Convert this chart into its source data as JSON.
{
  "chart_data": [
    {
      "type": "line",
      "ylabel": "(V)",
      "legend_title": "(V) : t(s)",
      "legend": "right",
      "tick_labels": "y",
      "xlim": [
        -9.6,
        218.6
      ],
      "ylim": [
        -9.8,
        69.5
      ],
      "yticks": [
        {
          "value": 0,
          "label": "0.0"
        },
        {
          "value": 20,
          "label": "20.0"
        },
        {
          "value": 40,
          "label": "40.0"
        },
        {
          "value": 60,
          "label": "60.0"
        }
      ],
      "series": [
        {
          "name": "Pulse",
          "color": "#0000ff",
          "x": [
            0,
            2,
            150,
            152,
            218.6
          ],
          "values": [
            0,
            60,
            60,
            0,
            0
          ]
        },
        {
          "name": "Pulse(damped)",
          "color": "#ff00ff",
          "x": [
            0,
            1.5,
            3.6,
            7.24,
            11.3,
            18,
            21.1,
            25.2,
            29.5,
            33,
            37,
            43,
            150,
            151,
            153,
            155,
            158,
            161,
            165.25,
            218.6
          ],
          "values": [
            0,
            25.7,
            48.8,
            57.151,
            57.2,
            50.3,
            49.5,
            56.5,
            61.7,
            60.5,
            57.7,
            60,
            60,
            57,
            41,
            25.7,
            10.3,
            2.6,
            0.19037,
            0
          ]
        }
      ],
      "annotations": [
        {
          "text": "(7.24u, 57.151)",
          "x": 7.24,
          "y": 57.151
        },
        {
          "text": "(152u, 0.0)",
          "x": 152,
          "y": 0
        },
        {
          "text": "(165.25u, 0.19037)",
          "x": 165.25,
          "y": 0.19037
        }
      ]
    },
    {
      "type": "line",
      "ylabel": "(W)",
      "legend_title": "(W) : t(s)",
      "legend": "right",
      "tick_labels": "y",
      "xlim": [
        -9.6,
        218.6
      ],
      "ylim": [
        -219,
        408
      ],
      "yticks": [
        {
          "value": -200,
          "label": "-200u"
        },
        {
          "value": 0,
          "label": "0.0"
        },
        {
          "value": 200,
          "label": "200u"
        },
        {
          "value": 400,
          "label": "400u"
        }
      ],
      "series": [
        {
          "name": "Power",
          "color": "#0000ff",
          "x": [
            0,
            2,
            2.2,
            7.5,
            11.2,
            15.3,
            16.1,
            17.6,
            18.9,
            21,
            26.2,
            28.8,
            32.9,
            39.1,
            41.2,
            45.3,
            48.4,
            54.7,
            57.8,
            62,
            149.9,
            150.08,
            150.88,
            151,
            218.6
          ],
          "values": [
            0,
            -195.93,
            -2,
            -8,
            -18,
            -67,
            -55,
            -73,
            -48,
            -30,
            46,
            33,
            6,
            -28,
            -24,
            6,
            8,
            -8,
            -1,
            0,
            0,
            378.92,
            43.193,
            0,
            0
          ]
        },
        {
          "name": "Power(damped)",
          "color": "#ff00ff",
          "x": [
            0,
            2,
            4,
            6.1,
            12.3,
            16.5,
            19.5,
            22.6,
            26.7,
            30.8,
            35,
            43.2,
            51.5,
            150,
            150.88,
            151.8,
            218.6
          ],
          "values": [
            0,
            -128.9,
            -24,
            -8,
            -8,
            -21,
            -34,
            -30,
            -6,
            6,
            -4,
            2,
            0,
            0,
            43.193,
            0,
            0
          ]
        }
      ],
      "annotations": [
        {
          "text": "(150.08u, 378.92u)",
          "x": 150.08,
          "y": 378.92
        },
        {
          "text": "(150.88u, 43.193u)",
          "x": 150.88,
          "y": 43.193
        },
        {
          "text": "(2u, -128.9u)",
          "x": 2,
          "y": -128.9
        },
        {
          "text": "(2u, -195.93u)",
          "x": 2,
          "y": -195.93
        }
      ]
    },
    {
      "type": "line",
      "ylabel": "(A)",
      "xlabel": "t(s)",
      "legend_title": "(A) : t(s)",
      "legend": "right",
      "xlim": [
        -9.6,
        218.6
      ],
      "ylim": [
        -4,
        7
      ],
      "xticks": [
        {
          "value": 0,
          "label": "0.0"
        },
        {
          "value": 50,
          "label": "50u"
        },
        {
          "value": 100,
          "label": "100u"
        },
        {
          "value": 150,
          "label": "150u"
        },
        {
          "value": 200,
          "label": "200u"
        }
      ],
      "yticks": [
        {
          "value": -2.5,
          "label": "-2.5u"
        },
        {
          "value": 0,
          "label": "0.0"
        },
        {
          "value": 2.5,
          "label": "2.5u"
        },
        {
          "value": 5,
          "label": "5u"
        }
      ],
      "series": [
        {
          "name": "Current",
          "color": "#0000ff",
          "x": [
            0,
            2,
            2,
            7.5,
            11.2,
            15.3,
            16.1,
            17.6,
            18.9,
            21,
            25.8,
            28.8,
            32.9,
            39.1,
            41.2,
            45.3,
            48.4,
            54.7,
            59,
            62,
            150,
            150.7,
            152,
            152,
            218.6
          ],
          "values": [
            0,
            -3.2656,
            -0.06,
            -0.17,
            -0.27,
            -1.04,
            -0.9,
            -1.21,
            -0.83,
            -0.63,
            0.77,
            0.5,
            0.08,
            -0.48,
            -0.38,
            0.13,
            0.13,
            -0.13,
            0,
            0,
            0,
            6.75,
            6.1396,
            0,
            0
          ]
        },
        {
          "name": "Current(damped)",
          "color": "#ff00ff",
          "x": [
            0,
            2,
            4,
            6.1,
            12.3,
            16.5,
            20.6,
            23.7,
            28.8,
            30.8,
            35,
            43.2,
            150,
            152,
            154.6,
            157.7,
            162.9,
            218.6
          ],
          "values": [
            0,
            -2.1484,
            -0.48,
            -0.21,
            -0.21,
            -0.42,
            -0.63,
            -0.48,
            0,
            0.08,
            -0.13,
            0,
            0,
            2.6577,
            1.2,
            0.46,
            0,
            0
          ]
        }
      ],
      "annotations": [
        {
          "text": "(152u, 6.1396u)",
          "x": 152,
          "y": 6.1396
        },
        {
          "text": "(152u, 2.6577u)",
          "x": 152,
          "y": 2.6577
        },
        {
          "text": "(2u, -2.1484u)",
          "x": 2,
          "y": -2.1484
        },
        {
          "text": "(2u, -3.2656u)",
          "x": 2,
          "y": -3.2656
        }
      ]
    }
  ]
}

***

Directions for this task
Repeat the records above in full, character for character.

Task answer
Convert this chart into its source data as JSON.
{
  "chart_data": [
    {
      "type": "line",
      "ylabel": "(V)",
      "legend_title": "(V) : t(s)",
      "legend": "right",
      "tick_labels": "y",
      "xlim": [
        -9.6,
        218.6
      ],
      "ylim": [
        -9.8,
        69.5
      ],
      "yticks": [
        {
          "value": 0,
          "label": "0.0"
        },
        {
          "value": 20,
          "label": "20.0"
        },
        {
          "value": 40,
          "label": "40.0"
        },
        {
          "value": 60,
          "label": "60.0"
        }
      ],
      "series": [
        {
          "name": "Pulse",
          "color": "#0000ff",
          "x": [
            0,
            2,
            150,
            152,
            218.6
          ],
          "values": [
            0,
            60,
            60,
            0,
            0
          ]
        },
        {
          "name": "Pulse(damped)",
          "color": "#ff00ff",
          "x": [
            0,
            1.5,
            3.6,
            7.24,
            11.3,
            18,
            21.1,
            25.2,
            29.5,
            33,
            37,
            43,
            150,
            151,
            153,
            155,
            158,
            161,
            165.25,
            218.6
          ],
          "values": [
            0,
            25.7,
            48.8,
            57.151,
            57.2,
            50.3,
            49.5,
            56.5,
            61.7,
            60.5,
            57.7,
            60,
            60,
            57,
            41,
            25.7,
            10.3,
            2.6,
            0.19037,
            0
          ]
        }
      ],
      "annotations": [
        {
          "text": "(7.24u, 57.151)",
          "x": 7.24,
          "y": 57.151
        },
        {
          "text": "(152u, 0.0)",
          "x": 152,
          "y": 0
        },
        {
          "text": "(165.25u, 0.19037)",
          "x": 165.25,
          "y": 0.19037
        }
      ]
    },
    {
      "type": "line",
      "ylabel": "(W)",
      "legend_title": "(W) : t(s)",
      "legend": "right",
      "tick_labels": "y",
      "xlim": [
        -9.6,
        218.6
      ],
      "ylim": [
        -219,
        408
      ],
      "yticks": [
        {
          "value": -200,
          "label": "-200u"
        },
        {
          "value": 0,
          "label": "0.0"
        },
        {
          "value": 200,
          "label": "200u"
        },
        {
          "value": 400,
          "label": "400u"
        }
      ],
      "series": [
        {
          "name": "Power",
          "color": "#0000ff",
          "x": [
            0,
            2,
            2.2,
            7.5,
            11.2,
            15.3,
            16.1,
            17.6,
            18.9,
            21,
            26.2,
            28.8,
            32.9,
            39.1,
            41.2,
            45.3,
            48.4,
            54.7,
            57.8,
            62,
            149.9,
            150.08,
            150.88,
            151,
            218.6
          ],
          "values": [
            0,
            -195.93,
            -2,
            -8,
            -18,
            -67,
            -55,
            -73,
            -48,
            -30,
            46,
            33,
            6,
            -28,
            -24,
            6,
            8,
            -8,
            -1,
            0,
            0,
            378.92,
            43.193,
            0,
            0
          ]
        },
        {
          "name": "Power(damped)",
          "color": "#ff00ff",
          "x": [
            0,
            2,
            4,
            6.1,
            12.3,
            16.5,
            19.5,
            22.6,
            26.7,
            30.8,
            35,
            43.2,
            51.5,
            150,
            150.88,
            151.8,
            218.6
          ],
          "values": [
            0,
            -128.9,
            -24,
            -8,
            -8,
            -21,
            -34,
            -30,
            -6,
            6,
            -4,
            2,
            0,
            0,
            43.193,
            0,
            0
          ]
        }
      ],
      "annotations": [
        {
          "text": "(150.08u, 378.92u)",
          "x": 150.08,
          "y": 378.92
        },
        {
          "text": "(150.88u, 43.193u)",
          "x": 150.88,
          "y": 43.193
        },
        {
          "text": "(2u, -128.9u)",
          "x": 2,
          "y": -128.9
        },
        {
          "text": "(2u, -195.93u)",
          "x": 2,
          "y": -195.93
        }
      ]
    },
    {
      "type": "line",
      "ylabel": "(A)",
      "xlabel": "t(s)",
      "legend_title": "(A) : t(s)",
      "legend": "right",
      "xlim": [
        -9.6,
        218.6
      ],
      "ylim": [
        -4,
        7
      ],
      "xticks": [
        {
          "value": 0,
          "label": "0.0"
        },
        {
          "value": 50,
          "label": "50u"
        },
        {
          "value": 100,
          "label": "100u"
        },
        {
          "value": 150,
          "label": "150u"
        },
        {
          "value": 200,
          "label": "200u"
        }
      ],
      "yticks": [
        {
          "value": -2.5,
          "label": "-2.5u"
        },
        {
          "value": 0,
          "label": "0.0"
        },
        {
          "value": 2.5,
          "label": "2.5u"
        },
        {
          "value": 5,
          "label": "5u"
        }
      ],
      "series": [
        {
          "name": "Current",
          "color": "#0000ff",
          "x": [
            0,
            2,
            2,
            7.5,
            11.2,
            15.3,
            16.1,
            17.6,
            18.9,
            21,
            25.8,
            28.8,
            32.9,
            39.1,
            41.2,
            45.3,
            48.4,
            54.7,
            59,
            62,
            150,
            150.7,
            152,
            152,
            218.6
          ],
          "values": [
            0,
            -3.2656,
            -0.06,
            -0.17,
            -0.27,
            -1.04,
            -0.9,
            -1.21,
            -0.83,
            -0.63,
            0.77,
            0.5,
            0.08,
            -0.48,
            -0.38,
            0.13,
            0.13,
            -0.13,
            0,
            0,
            0,
            6.75,
            6.1396,
            0,
            0
          ]
        },
        {
          "name": "Current(damped)",
          "color": "#ff00ff",
          "x": [
            0,
            2,
            4,
            6.1,
            12.3,
            16.5,
            20.6,
            23.7,
            28.8,
            30.8,
            35,
            43.2,
            150,
            152,
            154.6,
            157.7,
            162.9,
            218.6
          ],
          "values": [
            0,
            -2.1484,
            -0.48,
            -0.21,
            -0.21,
            -0.42,
            -0.63,
            -0.48,
            0,
            0.08,
            -0.13,
            0,
            0,
            2.6577,
            1.2,
            0.46,
            0,
            0
          ]
        }
      ],
      "annotations": [
        {
          "text": "(152u, 6.1396u)",
          "x": 152,
          "y": 6.1396
        },
        {
          "text": "(152u, 2.6577u)",
          "x": 152,
          "y": 2.6577
        },
        {
          "text": "(2u, -2.1484u)",
          "x": 2,
          "y": -2.1484
        },
        {
          "text": "(2u, -3.2656u)",
          "x": 2,
          "y": -3.2656
        }
      ]
    }
  ]
}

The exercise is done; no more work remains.